Recorded data
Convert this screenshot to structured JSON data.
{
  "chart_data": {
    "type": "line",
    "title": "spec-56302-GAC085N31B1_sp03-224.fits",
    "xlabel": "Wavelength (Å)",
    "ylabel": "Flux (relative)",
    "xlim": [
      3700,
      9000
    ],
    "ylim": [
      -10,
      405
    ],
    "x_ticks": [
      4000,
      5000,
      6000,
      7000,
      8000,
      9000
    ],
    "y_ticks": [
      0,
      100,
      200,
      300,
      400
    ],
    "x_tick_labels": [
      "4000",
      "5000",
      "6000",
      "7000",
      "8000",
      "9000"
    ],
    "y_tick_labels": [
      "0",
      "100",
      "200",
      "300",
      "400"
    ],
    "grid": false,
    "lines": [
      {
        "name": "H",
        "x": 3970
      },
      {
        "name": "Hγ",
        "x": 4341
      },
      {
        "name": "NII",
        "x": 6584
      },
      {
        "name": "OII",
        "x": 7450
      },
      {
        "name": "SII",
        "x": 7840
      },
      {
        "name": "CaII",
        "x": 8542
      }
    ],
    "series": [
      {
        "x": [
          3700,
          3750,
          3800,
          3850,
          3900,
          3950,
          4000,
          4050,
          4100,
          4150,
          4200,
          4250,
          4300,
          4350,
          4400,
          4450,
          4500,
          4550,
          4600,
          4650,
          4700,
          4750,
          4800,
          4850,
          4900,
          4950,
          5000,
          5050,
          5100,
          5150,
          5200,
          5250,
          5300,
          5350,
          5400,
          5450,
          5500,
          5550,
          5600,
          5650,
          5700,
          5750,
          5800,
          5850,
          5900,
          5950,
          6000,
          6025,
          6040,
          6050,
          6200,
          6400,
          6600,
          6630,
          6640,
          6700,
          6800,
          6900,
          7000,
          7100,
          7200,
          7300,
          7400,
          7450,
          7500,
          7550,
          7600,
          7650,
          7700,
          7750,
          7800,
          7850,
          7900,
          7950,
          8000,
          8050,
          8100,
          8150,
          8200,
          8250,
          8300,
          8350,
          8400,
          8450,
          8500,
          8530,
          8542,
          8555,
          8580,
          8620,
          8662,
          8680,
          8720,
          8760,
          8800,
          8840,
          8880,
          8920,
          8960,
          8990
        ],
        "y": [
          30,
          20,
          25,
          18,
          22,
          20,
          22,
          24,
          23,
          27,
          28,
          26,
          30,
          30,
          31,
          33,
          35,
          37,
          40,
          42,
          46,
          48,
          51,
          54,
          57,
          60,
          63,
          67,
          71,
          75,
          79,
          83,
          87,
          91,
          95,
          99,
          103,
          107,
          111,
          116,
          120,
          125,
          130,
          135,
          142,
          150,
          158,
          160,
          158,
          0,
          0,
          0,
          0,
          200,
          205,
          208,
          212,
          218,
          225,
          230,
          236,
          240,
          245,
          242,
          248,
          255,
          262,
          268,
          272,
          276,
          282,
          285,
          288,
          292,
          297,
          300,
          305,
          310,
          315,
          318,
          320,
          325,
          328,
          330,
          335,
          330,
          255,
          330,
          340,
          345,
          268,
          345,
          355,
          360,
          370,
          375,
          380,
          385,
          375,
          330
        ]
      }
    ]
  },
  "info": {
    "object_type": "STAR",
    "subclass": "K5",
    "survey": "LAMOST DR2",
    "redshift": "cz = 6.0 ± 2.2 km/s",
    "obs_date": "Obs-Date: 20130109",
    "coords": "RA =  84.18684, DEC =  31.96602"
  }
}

### WHAT TO WORK ON
Tell how many lines above contain the word "name". Give the number alone.

### THE REPLY
6